## Stated task:
Leave the pictures out, and retype all of the material exactly as written.

-- Start --

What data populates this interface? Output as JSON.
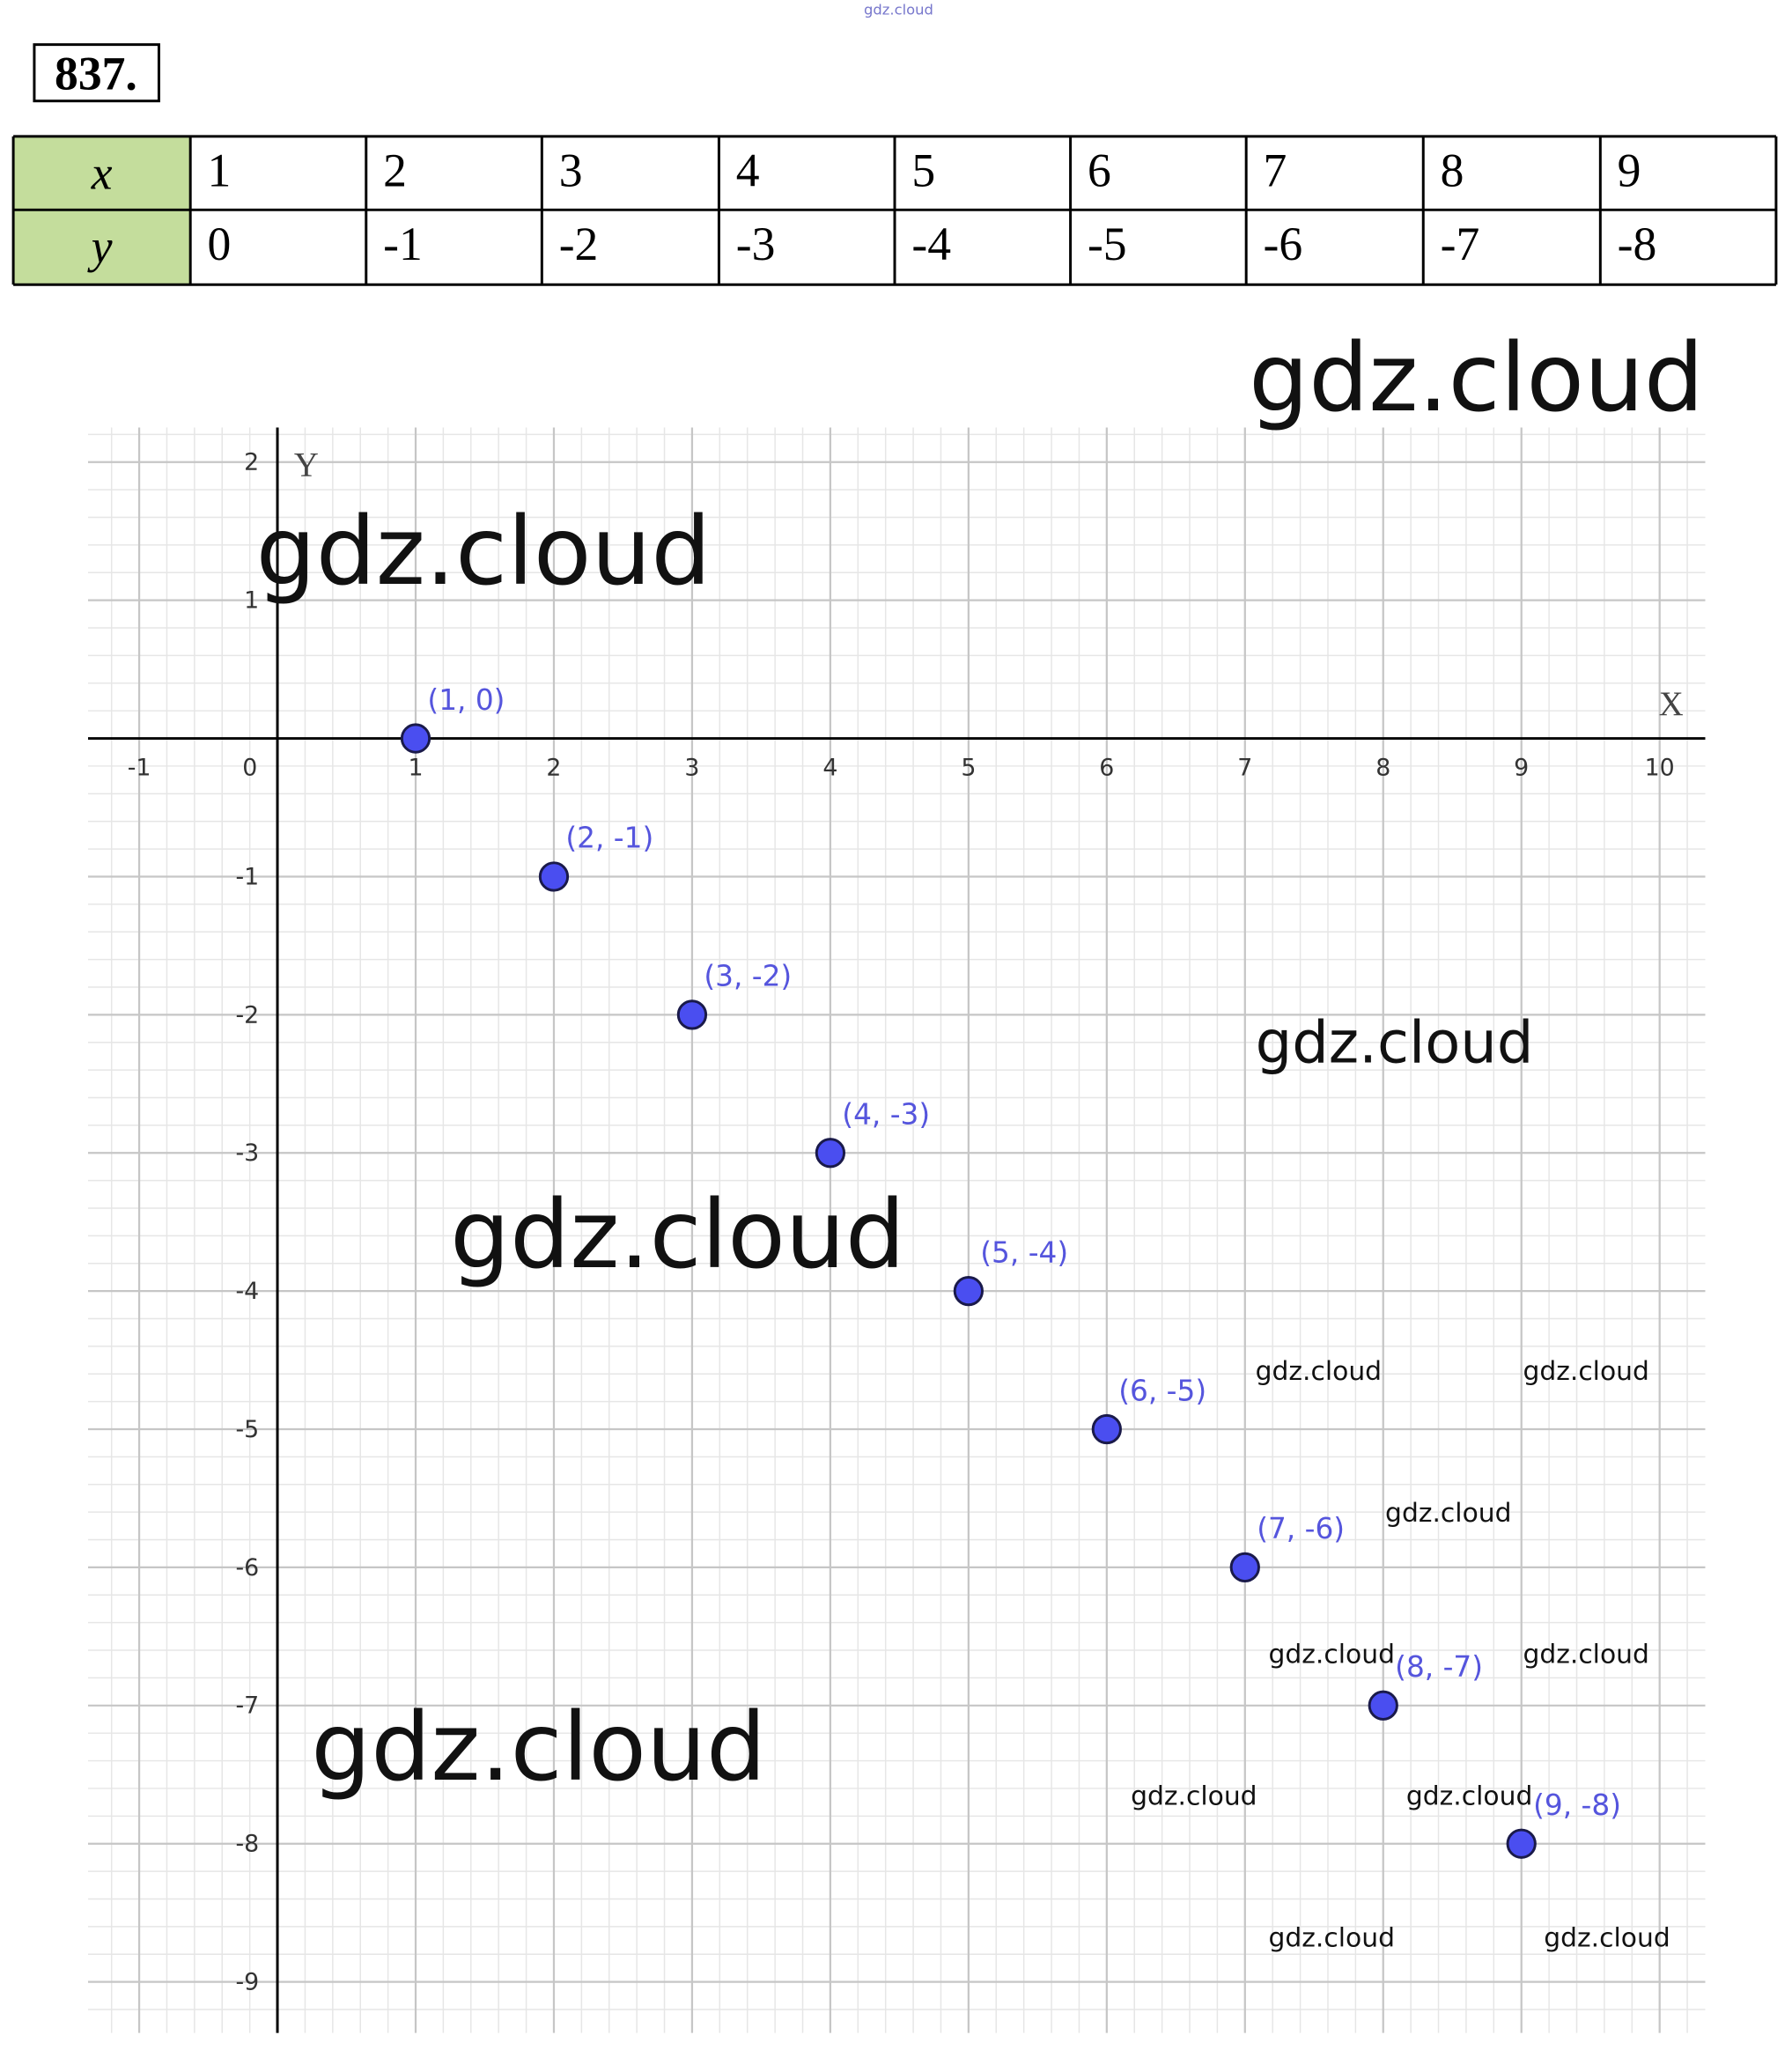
{
  "site_mark": "gdz.cloud",
  "problem_number": "837.",
  "table": {
    "rows": [
      [
        "x",
        1,
        2,
        3,
        4,
        5,
        6,
        7,
        8,
        9
      ],
      [
        "y",
        0,
        -1,
        -2,
        -3,
        -4,
        -5,
        -6,
        -7,
        -8
      ]
    ]
  },
  "chart_data": {
    "type": "scatter",
    "x_label": "X",
    "y_label": "Y",
    "x": [
      1,
      2,
      3,
      4,
      5,
      6,
      7,
      8,
      9
    ],
    "values": [
      0,
      -1,
      -2,
      -3,
      -4,
      -5,
      -6,
      -7,
      -8
    ],
    "value_labels": [
      "(1, 0)",
      "(2, -1)",
      "(3, -2)",
      "(4, -3)",
      "(5, -4)",
      "(6, -5)",
      "(7, -6)",
      "(8, -7)",
      "(9, -8)"
    ],
    "color": "#4a4ef0",
    "xlim": [
      -1.37,
      10.33
    ],
    "ylim": [
      -9.37,
      2.25
    ],
    "xticks": [
      -1,
      0,
      1,
      2,
      3,
      4,
      5,
      6,
      7,
      8,
      9,
      10
    ],
    "yticks": [
      -9,
      -8,
      -7,
      -6,
      -5,
      -4,
      -3,
      -2,
      -1,
      1,
      2
    ],
    "grid": true
  },
  "watermarks": [
    "gdz.cloud",
    "gdz.cloud",
    "gdz.cloud",
    "gdz.cloud",
    "gdz.cloud",
    "gdz.cloud",
    "gdz.cloud",
    "gdz.cloud",
    "gdz.cloud",
    "gdz.cloud",
    "gdz.cloud",
    "gdz.cloud",
    "gdz.cloud",
    "gdz.cloud"
  ]
}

-- End --

## Task solution:
What data populates this interface? Output as JSON.
{
  "site_mark": "gdz.cloud",
  "problem_number": "837.",
  "table": {
    "rows": [
      [
        "x",
        1,
        2,
        3,
        4,
        5,
        6,
        7,
        8,
        9
      ],
      [
        "y",
        0,
        -1,
        -2,
        -3,
        -4,
        -5,
        -6,
        -7,
        -8
      ]
    ]
  },
  "chart_data": {
    "type": "scatter",
    "x_label": "X",
    "y_label": "Y",
    "x": [
      1,
      2,
      3,
      4,
      5,
      6,
      7,
      8,
      9
    ],
    "values": [
      0,
      -1,
      -2,
      -3,
      -4,
      -5,
      -6,
      -7,
      -8
    ],
    "value_labels": [
      "(1, 0)",
      "(2, -1)",
      "(3, -2)",
      "(4, -3)",
      "(5, -4)",
      "(6, -5)",
      "(7, -6)",
      "(8, -7)",
      "(9, -8)"
    ],
    "color": "#4a4ef0",
    "xlim": [
      -1.37,
      10.33
    ],
    "ylim": [
      -9.37,
      2.25
    ],
    "xticks": [
      -1,
      0,
      1,
      2,
      3,
      4,
      5,
      6,
      7,
      8,
      9,
      10
    ],
    "yticks": [
      -9,
      -8,
      -7,
      -6,
      -5,
      -4,
      -3,
      -2,
      -1,
      1,
      2
    ],
    "grid": true
  },
  "watermarks": [
    "gdz.cloud",
    "gdz.cloud",
    "gdz.cloud",
    "gdz.cloud",
    "gdz.cloud",
    "gdz.cloud",
    "gdz.cloud",
    "gdz.cloud",
    "gdz.cloud",
    "gdz.cloud",
    "gdz.cloud",
    "gdz.cloud",
    "gdz.cloud",
    "gdz.cloud"
  ]
}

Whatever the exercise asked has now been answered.